* _WRITTEN REQUEST_
Scan the entries and tally the lines that include the string "Subscription". Reply with the figure alone.

* _RECORDS FOR THE TASK_
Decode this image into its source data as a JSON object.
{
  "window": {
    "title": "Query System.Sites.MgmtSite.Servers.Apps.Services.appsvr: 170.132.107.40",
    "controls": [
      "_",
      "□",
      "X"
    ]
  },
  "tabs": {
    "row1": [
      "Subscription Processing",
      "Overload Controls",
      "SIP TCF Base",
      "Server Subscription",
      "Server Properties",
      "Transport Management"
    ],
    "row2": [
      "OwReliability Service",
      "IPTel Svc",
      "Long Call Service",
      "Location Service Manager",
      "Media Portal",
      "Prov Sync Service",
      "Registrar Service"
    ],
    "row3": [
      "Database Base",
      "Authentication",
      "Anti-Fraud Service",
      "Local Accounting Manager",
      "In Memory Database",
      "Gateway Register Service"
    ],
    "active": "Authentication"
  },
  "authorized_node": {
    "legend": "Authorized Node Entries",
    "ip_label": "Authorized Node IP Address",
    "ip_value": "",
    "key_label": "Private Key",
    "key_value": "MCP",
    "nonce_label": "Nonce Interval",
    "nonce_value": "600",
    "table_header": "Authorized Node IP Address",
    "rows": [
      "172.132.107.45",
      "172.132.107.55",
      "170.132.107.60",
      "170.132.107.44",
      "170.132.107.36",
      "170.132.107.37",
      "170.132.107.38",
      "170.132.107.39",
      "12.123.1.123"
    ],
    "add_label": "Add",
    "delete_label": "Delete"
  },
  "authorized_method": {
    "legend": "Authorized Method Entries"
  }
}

* * *

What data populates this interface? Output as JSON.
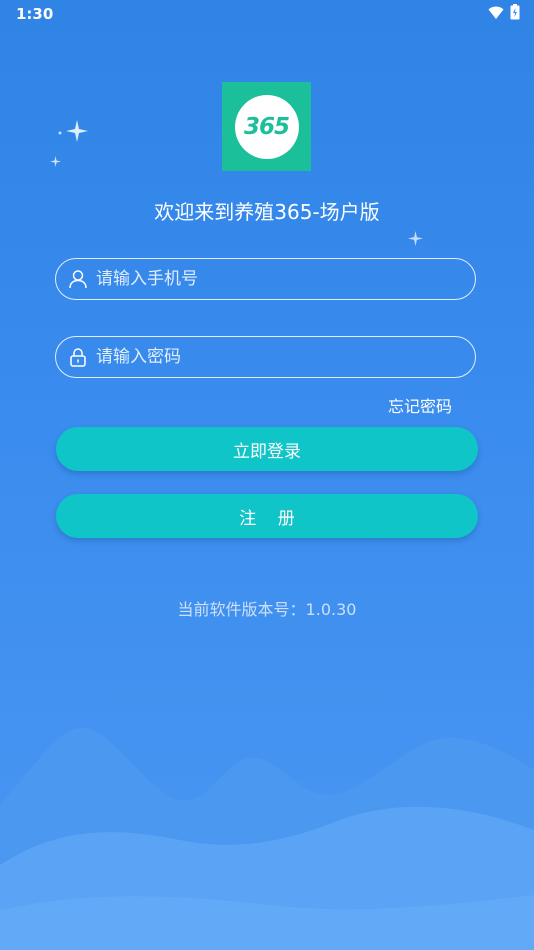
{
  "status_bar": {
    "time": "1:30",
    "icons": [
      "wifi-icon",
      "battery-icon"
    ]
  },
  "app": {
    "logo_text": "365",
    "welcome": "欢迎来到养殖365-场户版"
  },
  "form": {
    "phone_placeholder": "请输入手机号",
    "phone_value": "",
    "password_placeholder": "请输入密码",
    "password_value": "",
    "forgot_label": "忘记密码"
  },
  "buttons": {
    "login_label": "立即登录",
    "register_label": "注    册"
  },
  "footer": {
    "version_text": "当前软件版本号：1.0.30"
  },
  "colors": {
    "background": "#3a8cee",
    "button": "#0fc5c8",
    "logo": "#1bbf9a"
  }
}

---

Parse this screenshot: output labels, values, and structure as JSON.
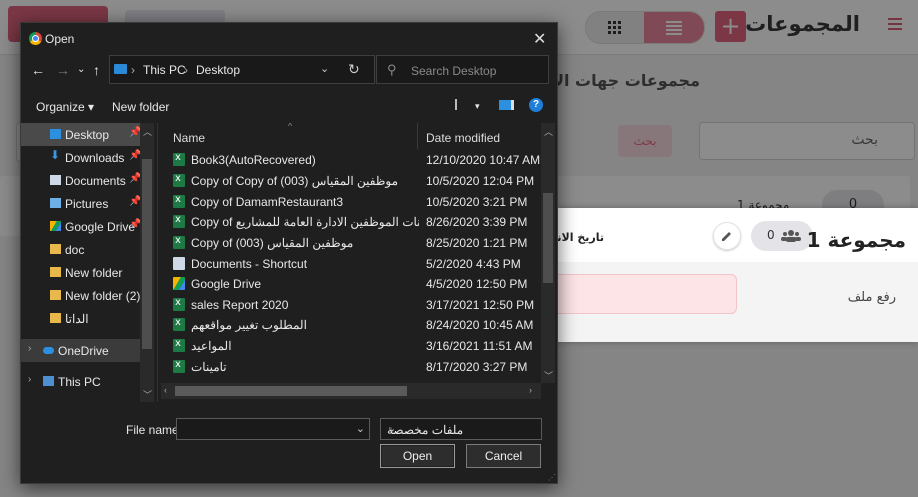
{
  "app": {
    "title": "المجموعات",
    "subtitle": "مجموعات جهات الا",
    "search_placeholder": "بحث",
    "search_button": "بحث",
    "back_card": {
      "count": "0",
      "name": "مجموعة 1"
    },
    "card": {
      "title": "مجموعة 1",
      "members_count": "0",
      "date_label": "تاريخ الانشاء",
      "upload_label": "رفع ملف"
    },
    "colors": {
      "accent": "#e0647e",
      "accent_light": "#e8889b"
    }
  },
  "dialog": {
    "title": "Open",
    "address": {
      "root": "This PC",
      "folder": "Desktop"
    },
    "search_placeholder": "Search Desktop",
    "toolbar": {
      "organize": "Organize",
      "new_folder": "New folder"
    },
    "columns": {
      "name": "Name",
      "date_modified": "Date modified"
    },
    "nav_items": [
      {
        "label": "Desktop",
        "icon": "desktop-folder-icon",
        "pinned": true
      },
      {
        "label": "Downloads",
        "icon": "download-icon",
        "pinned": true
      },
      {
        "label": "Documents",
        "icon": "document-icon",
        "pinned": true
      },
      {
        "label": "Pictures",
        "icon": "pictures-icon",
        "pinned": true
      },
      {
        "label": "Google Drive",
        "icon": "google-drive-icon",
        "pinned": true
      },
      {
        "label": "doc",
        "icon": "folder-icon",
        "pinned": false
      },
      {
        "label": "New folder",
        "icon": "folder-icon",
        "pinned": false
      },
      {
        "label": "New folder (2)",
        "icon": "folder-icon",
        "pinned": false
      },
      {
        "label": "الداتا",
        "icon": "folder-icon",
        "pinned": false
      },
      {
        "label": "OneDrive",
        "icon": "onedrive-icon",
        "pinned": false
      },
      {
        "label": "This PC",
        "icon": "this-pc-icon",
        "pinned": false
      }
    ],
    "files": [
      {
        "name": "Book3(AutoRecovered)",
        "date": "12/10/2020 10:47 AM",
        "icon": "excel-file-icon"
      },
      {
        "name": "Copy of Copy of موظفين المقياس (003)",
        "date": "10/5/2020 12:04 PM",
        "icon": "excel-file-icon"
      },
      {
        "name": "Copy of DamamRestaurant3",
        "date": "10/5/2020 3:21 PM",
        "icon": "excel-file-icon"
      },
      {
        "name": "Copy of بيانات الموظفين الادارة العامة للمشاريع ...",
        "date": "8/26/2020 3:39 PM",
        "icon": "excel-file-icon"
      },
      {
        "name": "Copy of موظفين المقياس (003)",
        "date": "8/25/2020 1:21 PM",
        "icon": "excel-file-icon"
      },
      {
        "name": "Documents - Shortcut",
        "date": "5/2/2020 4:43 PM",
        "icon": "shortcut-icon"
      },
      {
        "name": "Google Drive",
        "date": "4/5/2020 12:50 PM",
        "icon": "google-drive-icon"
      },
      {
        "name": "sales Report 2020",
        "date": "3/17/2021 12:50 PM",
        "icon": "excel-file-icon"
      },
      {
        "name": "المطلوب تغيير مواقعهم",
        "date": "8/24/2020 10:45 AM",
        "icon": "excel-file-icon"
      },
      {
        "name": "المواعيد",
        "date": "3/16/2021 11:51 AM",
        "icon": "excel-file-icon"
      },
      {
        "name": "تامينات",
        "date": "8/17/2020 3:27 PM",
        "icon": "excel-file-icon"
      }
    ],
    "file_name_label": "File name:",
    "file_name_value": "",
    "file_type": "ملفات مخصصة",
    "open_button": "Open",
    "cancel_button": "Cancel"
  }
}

* _WRITTEN RESPONSE_
2